Find every line in the records below that holds the word "carrosseries", and copy each one.
** Begin Input records **
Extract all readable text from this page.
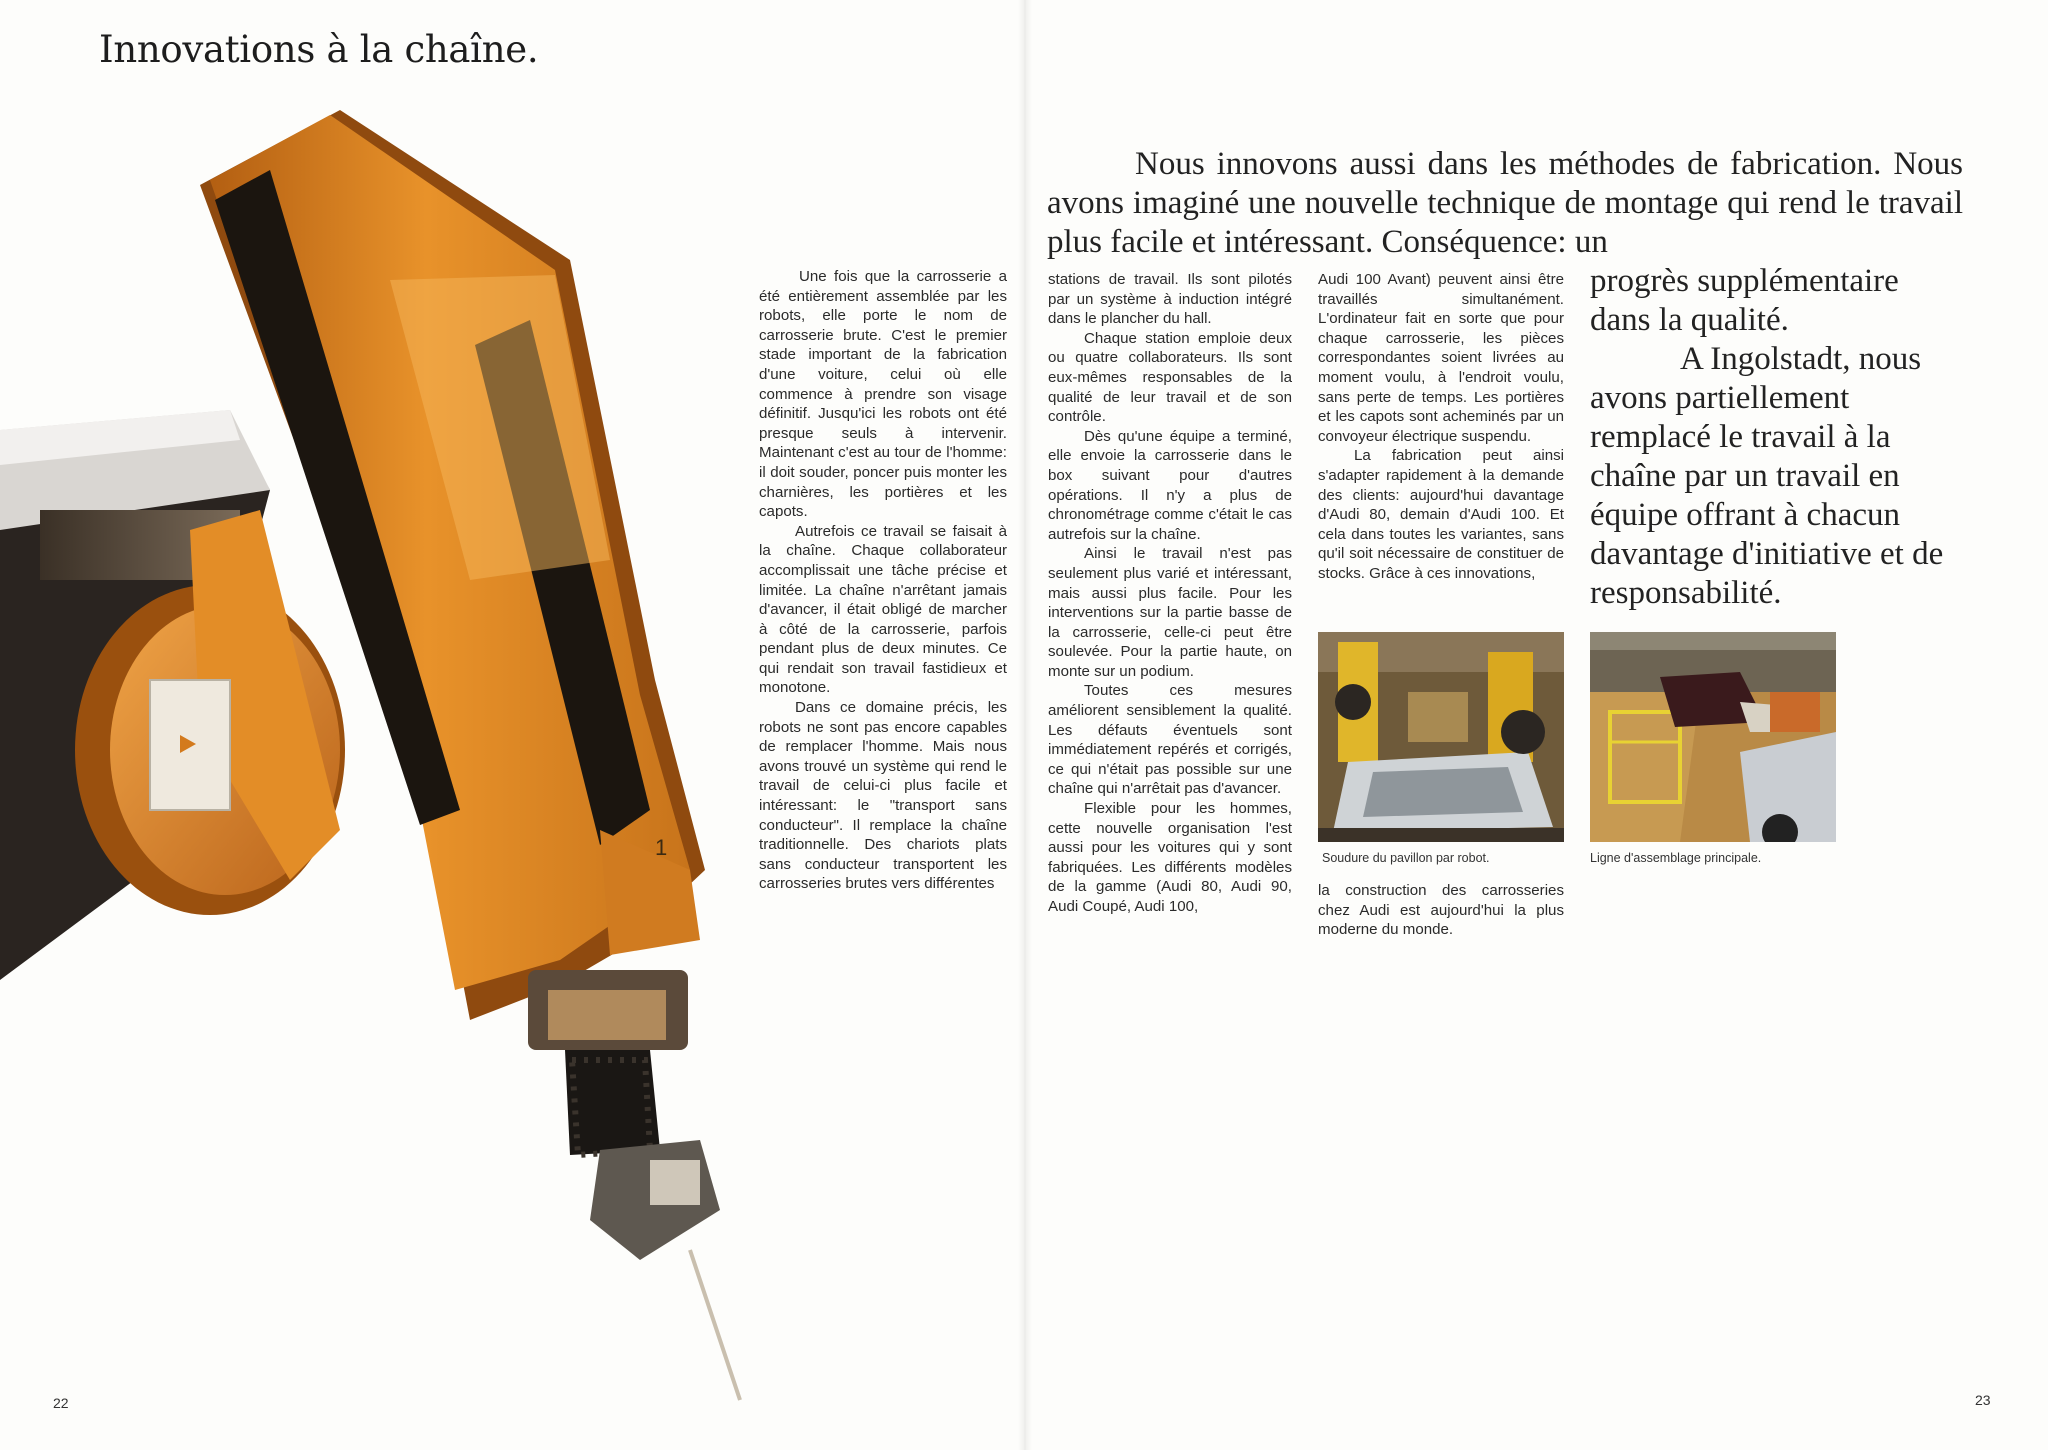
Innovations à la chaîne.
1

Une fois que la carrosserie a été entièrement assemblée par les robots, elle porte le nom de carrosserie brute. C'est le premier stade important de la fabrication d'une voiture, celui où elle commence à prendre son visage définitif. Jusqu'ici les robots ont été presque seuls à intervenir. Maintenant c'est au tour de l'homme: il doit souder, poncer puis monter les charnières, les portières et les capots.

Autrefois ce travail se faisait à la chaîne. Chaque collaborateur accomplissait une tâche précise et limitée. La chaîne n'arrêtant jamais d'avancer, il était obligé de marcher à côté de la carrosserie, parfois pendant plus de deux minutes. Ce qui rendait son travail fastidieux et monotone.

Dans ce domaine précis, les robots ne sont pas encore capables de remplacer l'homme. Mais nous avons trouvé un système qui rend le travail de celui-ci plus facile et intéressant: le "transport sans conducteur". Il remplace la chaîne traditionnelle. Des chariots plats sans conducteur transportent les carrosseries brutes vers différentes

22
Nous innovons aussi dans les méthodes de fabrication. Nous avons imaginé une nouvelle technique de montage qui rend le travail plus facile et intéressant. Conséquence: un

progrès supplémentaire dans la qualité.

A Ingolstadt, nous avons partiellement remplacé le travail à la chaîne par un travail en équipe offrant à chacun davantage d'initiative et de responsabilité.

stations de travail. Ils sont pilotés par un système à induction intégré dans le plancher du hall.

Chaque station emploie deux ou quatre collaborateurs. Ils sont eux-mêmes responsables de la qualité de leur travail et de son contrôle.

Dès qu'une équipe a terminé, elle envoie la carrosserie dans le box suivant pour d'autres opérations. Il n'y a plus de chronométrage comme c'était le cas autrefois sur la chaîne.

Ainsi le travail n'est pas seulement plus varié et intéressant, mais aussi plus facile. Pour les interventions sur la partie basse de la carrosserie, celle-ci peut être soulevée. Pour la partie haute, on monte sur un podium.

Toutes ces mesures améliorent sensiblement la qualité. Les défauts éventuels sont immédiatement repérés et corrigés, ce qui n'était pas possible sur une chaîne qui n'arrêtait pas d'avancer.

Flexible pour les hommes, cette nouvelle organisation l'est aussi pour les voitures qui y sont fabriquées. Les différents modèles de la gamme (Audi 80, Audi 90, Audi Coupé, Audi 100,

Audi 100 Avant) peuvent ainsi être travaillés simultanément. L'ordinateur fait en sorte que pour chaque carrosserie, les pièces correspondantes soient livrées au moment voulu, à l'endroit voulu, sans perte de temps. Les portières et les capots sont acheminés par un convoyeur électrique suspendu.

La fabrication peut ainsi s'adapter rapidement à la demande des clients: aujourd'hui davantage d'Audi 80, demain d'Audi 100. Et cela dans toutes les variantes, sans qu'il soit nécessaire de constituer de stocks. Grâce à ces innovations,

Soudure du pavillon par robot.	Ligne d'assemblage principale.

la construction des carrosseries chez Audi est aujourd'hui la plus moderne du monde.

23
** End Input records **
Task result:
Dans ce domaine précis, les robots ne sont pas encore capables de remplacer l'homme. Mais nous avons trouvé un système qui rend le travail de celui-ci plus facile et intéressant: le "transport sans conducteur". Il remplace la chaîne traditionnelle. Des chariots plats sans conducteur transportent les carrosseries brutes vers différentes
la construction des carrosseries chez Audi est aujourd'hui la plus moderne du monde.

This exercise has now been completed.